[Dataset items]

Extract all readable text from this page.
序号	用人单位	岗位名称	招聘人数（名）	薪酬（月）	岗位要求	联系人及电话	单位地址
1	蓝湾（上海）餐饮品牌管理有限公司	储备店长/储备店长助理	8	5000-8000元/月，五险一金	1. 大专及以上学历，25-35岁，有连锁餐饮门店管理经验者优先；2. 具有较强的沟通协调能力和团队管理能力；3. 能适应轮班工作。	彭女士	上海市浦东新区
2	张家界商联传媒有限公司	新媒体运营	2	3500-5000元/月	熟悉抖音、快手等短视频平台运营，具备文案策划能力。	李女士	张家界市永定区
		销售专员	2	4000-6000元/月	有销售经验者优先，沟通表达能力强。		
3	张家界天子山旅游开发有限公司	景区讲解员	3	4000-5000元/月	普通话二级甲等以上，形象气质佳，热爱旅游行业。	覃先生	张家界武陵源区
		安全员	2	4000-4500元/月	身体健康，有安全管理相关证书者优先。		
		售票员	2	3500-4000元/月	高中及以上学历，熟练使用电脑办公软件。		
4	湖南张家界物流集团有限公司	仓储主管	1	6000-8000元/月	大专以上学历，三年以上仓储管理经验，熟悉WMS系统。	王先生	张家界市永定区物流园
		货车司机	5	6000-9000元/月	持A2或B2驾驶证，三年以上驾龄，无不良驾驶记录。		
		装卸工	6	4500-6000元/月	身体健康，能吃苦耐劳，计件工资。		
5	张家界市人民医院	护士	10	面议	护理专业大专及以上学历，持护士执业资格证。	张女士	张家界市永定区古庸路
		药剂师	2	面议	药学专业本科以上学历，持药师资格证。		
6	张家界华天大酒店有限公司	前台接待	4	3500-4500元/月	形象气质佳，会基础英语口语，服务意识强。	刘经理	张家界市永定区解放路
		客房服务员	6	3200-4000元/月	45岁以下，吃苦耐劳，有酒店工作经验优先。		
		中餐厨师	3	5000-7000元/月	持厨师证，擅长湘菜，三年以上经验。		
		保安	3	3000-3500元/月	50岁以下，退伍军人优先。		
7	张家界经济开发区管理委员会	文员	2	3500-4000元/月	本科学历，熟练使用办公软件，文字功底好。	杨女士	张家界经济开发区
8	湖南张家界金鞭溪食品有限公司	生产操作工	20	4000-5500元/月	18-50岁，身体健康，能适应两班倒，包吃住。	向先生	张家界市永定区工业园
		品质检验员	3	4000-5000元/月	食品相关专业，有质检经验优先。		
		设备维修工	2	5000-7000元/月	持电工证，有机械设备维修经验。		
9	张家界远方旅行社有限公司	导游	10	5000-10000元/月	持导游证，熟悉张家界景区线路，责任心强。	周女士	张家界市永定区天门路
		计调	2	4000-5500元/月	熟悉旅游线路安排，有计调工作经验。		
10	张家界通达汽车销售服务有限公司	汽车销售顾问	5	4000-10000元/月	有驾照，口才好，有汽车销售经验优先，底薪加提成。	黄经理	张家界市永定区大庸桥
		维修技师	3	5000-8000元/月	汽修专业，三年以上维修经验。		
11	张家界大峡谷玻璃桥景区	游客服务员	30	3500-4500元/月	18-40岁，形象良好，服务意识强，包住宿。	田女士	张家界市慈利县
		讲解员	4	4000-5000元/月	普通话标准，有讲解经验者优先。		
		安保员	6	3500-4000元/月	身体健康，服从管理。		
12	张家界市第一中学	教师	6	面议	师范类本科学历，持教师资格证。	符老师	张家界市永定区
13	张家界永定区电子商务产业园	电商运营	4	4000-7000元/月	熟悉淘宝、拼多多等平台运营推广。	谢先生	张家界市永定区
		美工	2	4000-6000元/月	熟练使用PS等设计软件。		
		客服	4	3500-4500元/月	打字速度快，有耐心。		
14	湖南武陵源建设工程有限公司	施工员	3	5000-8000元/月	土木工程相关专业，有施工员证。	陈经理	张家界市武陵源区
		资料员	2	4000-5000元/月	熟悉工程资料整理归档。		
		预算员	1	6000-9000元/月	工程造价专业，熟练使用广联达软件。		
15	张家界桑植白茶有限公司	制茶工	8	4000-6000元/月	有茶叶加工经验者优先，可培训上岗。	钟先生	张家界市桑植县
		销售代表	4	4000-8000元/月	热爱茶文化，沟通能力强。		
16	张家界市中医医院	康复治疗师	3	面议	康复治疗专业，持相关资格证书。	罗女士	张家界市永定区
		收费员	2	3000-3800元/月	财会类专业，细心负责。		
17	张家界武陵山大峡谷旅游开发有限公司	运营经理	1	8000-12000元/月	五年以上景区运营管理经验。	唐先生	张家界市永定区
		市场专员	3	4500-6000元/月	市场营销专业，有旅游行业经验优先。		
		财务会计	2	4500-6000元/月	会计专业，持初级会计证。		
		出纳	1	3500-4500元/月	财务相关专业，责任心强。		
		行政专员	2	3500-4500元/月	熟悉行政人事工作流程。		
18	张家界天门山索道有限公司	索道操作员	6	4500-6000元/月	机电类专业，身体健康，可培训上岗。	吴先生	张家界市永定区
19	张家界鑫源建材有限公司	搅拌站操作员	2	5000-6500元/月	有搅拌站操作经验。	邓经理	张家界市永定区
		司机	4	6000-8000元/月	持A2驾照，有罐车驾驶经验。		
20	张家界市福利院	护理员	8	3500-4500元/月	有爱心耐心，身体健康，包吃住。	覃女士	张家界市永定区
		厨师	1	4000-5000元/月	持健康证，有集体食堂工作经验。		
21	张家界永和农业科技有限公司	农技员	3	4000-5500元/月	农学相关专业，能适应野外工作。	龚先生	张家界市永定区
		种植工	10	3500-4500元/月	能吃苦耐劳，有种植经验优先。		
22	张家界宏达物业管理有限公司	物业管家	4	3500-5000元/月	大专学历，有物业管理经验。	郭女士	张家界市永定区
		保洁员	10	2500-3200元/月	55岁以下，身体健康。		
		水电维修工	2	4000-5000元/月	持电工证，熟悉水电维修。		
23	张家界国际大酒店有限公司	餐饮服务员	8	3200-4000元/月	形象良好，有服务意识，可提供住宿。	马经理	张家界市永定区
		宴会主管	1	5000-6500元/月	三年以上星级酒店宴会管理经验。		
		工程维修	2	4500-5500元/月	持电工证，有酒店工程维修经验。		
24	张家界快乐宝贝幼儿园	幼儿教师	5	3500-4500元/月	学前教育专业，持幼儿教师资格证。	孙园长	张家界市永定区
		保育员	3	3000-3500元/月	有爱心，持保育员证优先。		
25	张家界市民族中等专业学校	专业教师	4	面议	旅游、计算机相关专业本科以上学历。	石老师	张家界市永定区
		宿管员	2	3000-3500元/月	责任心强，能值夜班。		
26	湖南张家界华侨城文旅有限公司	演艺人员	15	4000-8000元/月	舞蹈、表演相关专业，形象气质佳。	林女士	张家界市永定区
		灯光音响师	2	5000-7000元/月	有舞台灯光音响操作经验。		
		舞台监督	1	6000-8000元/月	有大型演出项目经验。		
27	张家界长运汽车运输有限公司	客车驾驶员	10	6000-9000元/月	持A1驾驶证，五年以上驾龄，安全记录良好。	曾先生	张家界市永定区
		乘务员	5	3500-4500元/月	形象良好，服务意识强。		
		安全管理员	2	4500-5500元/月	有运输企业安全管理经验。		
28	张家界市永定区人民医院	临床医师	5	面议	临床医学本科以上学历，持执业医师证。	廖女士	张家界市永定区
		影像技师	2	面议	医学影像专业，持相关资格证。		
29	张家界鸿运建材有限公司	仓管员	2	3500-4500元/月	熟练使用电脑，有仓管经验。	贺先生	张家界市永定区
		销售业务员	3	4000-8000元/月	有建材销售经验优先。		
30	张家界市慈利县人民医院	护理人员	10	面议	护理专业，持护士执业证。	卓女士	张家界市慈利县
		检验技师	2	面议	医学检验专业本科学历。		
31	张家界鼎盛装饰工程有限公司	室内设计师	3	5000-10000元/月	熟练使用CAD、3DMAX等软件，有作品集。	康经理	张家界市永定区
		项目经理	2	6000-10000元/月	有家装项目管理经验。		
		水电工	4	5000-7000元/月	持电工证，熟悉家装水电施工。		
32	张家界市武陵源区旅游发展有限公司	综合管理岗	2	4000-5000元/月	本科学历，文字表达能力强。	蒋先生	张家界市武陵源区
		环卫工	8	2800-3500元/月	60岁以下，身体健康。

- [Task details]: What is the number of lines containing "张家界市慈利县"? Give that number only.

- [Written solution]: 2